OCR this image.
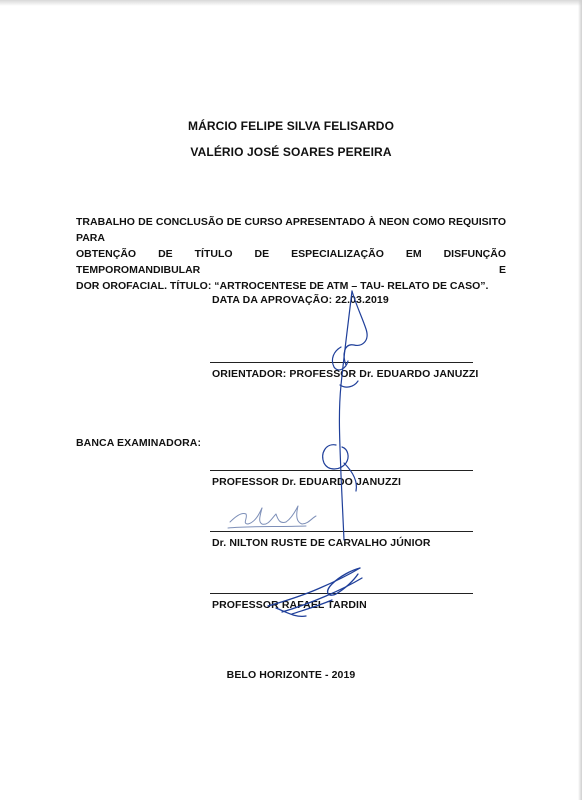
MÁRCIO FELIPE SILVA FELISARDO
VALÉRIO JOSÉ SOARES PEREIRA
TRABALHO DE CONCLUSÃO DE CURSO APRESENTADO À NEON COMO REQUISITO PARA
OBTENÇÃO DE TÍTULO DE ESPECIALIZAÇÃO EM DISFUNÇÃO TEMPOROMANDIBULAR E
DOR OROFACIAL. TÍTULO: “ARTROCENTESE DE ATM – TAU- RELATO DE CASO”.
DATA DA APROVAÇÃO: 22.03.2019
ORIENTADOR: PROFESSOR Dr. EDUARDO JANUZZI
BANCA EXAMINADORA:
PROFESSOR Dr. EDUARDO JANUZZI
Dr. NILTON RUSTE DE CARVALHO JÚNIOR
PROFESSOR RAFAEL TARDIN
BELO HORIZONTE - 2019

GIVEN EXERCISE = Scan the listing above. Gather each line that contains the word "JANUZZI".

TASK ANSWER =
ORIENTADOR: PROFESSOR Dr. EDUARDO JANUZZI
PROFESSOR Dr. EDUARDO JANUZZI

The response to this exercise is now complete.